EXTRACT PROVIDED section start

Fig. 5. Anterior cortex and cerebellar transcriptomic profiles after HFD regimen.

a–f Histograms resuming anterior cortex DEGs in 60% HFD and 45% HFD mice including numbers of up- and down-regulated genes compared to STD control group in males (a) and females (c). Volcano plots representing the DEGs results of 60% HFD (b left) and 45% HFD (b right) compared to STD diet in males. Volcano plots representing the DEGs results of 60% HFD (d left) and 45% HFD (d right) compared to STD diet in females. Red dots indicate up-regulated genes while green dots indicate down-regulated genes that are statistically significant. Venn diagram of common and diet specific DEGs for the 60% and 45% HFD male (e) and female (f) mice. g–l) Histograms resuming cerebellar differentially expressed genes (DEGs) in 60% HFD and 45% HFD mice including numbers of up- and down-regulated genes compared to STD control group in males (g) and females (i). Volcano plots representing the DEGs results of 60% HFD (h left) and 45% HFD (h right) compared to STD diet in males. Volcano plots representing the DEGs results of 60% HFD (j left) and 45% HFD (j right) compared to STD diet in females. Venn diagram of common and diet specific DEGs for the 60% and 45% HFD male (k) and female (l) mice. Red dots indicate up-regulated genes while green dots indicate down-regulated genes that are statistically significant. Data were analyzed using one-way ANOVA with the cut-off p value ≤0.05 and fold change ≥2.

Fig. 6. Differentially expressed neuronal genes in anterior cortex (ACX) and cerebellum (Cb) of females and males.

a Heatmap representing the different functional classes of genes found within neuronal DGEs in ACX of males and females on HFD60 vs STD. b, c Pie diagrams showing the representation of different gene categories among the neuronal DGEs in males (blue) and in females (brown). d Heatmap representing the different classes of neuronal DGEs in Cb of males on HFD45 and females on HFD60 vs STD. e, f Pie diagrams showing the representation of the different gene categories among the neuronal DGEs in males (blue) and in females (brown). The pseudocolor bars shows the fold change: up-regulated (brown, max value 6.97 in a, max value 22.47 in d), down-regulated (light blue, max value −23.86 in a; max value −2.28 in d). The X in the Heatmap indicates the absence of the gene in the list.

EXTRACT PROVIDED section end
AVAILABLE DATA section start

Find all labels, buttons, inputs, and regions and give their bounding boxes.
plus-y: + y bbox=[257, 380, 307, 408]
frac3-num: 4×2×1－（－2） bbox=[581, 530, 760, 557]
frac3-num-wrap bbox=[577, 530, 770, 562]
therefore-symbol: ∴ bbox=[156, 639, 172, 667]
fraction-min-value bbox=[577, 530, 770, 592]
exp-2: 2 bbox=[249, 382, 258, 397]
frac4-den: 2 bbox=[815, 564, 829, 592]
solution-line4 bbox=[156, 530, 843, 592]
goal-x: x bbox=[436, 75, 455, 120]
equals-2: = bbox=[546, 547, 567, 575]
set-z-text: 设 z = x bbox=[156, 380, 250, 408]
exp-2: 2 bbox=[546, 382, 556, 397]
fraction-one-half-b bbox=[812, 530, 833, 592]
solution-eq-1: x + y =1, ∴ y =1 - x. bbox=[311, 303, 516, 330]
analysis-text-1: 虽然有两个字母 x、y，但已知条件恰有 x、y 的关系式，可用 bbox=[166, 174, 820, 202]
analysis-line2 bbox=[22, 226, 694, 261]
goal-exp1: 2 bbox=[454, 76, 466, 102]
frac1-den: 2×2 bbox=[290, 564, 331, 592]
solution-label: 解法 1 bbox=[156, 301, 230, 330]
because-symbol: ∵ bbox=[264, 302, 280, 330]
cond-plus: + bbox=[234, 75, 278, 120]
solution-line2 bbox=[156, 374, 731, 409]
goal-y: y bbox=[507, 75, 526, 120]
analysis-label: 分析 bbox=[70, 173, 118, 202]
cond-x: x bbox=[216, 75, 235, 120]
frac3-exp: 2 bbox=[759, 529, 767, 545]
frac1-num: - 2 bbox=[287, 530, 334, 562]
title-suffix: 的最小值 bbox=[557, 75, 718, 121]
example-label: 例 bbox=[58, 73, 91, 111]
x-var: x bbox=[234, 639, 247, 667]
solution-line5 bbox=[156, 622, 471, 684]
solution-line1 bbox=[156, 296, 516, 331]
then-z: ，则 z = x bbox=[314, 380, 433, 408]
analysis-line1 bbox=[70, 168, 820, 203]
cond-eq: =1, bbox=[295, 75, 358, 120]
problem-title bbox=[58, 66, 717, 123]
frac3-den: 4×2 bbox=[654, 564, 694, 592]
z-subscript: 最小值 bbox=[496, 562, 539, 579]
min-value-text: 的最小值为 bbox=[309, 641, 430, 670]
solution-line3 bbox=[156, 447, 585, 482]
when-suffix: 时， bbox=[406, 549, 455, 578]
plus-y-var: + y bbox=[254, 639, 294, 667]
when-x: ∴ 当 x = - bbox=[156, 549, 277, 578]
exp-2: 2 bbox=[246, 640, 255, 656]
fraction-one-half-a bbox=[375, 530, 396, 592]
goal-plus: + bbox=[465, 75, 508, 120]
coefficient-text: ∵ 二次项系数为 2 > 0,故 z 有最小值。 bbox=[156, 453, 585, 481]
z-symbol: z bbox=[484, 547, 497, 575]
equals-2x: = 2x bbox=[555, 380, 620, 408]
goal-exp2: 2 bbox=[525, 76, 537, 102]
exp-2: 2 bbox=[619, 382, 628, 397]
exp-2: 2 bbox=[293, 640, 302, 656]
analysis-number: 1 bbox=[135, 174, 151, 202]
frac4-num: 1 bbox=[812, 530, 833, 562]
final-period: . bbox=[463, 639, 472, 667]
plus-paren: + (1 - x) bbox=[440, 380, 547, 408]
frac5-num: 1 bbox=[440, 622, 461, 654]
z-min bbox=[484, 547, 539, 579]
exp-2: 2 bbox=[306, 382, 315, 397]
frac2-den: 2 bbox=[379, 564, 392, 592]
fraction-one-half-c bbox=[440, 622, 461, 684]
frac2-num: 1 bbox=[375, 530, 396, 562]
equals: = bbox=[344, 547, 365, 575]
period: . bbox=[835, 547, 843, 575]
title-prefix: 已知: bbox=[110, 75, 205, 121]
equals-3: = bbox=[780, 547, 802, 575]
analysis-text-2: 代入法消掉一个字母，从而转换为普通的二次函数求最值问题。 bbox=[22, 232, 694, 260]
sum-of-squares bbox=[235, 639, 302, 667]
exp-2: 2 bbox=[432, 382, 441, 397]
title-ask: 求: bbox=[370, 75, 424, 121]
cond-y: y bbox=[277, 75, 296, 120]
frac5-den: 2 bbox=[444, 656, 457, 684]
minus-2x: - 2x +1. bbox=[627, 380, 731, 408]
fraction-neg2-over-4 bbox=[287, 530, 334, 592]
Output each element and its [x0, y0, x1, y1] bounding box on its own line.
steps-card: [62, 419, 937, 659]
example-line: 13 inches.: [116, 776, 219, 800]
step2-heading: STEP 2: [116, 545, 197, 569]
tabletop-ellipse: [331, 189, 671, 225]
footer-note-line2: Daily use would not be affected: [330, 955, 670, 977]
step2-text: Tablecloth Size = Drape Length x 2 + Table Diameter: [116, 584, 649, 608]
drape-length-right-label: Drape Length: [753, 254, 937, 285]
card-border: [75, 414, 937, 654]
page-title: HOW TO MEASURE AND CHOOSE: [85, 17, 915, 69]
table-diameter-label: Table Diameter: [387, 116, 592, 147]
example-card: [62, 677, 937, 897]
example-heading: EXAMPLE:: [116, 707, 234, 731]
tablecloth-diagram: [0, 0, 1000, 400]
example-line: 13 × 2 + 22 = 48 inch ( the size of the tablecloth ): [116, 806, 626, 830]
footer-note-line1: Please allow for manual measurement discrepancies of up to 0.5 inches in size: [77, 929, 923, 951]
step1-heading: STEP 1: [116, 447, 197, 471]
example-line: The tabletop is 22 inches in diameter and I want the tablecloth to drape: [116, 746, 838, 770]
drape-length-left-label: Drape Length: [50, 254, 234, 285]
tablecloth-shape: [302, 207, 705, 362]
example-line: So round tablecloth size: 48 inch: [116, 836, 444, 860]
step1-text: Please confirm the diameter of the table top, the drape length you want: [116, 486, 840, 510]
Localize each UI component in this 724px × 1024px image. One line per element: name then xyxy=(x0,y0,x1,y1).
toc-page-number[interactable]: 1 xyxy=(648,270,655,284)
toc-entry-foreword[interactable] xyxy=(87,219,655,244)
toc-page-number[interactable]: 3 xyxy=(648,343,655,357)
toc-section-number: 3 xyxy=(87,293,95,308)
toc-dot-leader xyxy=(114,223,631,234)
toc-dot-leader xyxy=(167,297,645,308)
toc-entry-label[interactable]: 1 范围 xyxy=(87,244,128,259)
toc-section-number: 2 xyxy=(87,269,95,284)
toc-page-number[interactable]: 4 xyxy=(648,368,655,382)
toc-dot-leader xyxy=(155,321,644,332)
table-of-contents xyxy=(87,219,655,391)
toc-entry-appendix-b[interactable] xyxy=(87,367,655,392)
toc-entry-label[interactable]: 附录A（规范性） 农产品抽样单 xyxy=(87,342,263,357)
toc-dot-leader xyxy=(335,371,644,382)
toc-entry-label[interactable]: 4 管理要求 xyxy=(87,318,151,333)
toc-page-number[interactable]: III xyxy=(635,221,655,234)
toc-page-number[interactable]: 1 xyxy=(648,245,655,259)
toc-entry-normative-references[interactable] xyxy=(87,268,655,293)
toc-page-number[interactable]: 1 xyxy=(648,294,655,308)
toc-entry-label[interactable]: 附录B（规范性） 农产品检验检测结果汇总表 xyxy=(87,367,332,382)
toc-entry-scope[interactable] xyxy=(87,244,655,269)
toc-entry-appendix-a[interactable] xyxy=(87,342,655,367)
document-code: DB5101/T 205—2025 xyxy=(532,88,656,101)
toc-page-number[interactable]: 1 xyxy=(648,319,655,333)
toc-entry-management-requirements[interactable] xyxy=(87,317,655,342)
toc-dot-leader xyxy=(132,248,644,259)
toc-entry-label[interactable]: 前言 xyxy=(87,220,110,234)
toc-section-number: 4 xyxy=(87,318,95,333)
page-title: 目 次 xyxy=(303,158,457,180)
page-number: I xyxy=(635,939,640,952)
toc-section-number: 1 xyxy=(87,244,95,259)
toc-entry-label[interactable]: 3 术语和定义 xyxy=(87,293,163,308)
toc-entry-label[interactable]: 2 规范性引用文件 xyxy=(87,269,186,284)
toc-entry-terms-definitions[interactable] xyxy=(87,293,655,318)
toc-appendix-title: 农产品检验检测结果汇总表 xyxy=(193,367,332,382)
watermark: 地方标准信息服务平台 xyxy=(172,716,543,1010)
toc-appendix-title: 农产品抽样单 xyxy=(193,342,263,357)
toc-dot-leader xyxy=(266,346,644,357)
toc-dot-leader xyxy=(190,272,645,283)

AVAILABLE DATA section end

# [PROBLEMS TO SOLVE]
• A. In the captions on high-fat diet transcriptomics, which statistical test was used to analyze the data?
• B. Translate this sentence from the captions on high-fat diet transcriptomics into Spanish: "The X in the Heatmap indicates the absence of the gene in the list."
• C. Resume the captions on high-fat diet transcriptomics, picking up after their last sentence.
The parsing data is separate material, unrelated to the captions on high-fat diet transcriptomics.

# [OUTPUTS IN ORDER]
• A. One-way ANOVA.

• B. La X en el mapa de calor indica la ausencia del gen en la lista.

• C.
Fig. 7. Post mortem analysis of anterior cortex.

a Western blot analysis of AMPA receptor subunits: GLUA2/3, GLUA1 and PSD95 protein in anterior cortex of male mice and female mice b at 33 weeks of diet. c Western blot analysis of NMDA receptors subunits NR1, NR2A, NR2B, in the anterior cortex of male and female mice d at 33 weeks of diet. e Total AKT and phosphorylated AKT in male and female mice f at 33 weeks of diet. Data are analyzed using Kruskal–Wallis test followed by Dunn’s post hoc test and are expressed as mean ± S.E.M. of normalization on total proteins vs control (*p ≤ 0.05).

Fig. 8. Schematic representation of the experimental study design showing on the left the three experimental groups fed with three different diets varying in their lipidic contents (10% STD, 45% HFD45, 60% HFD60).

On the right, a diagram represents the studies conducted on the three experimental groups and the time points. Two main sets of experiments were conducted, as indicated by the arrows. In the first experiment, animals on the three diet regimens were sacrificed at 14 weeks and analyzed for biochemical parameters (serum evaluation) and liver immunohistochemistry (IHC); in the second experiment, animals underwent longitudinal PET imaging studies and were sacrificed at 33 weeks of the diet regimen for ex vivo investigation including transcriptomic, biochemical serum evaluation and western blotting. All the animals used in the study were monitored longitudinally for body weight, glucose tolerance and body mass index (BMI).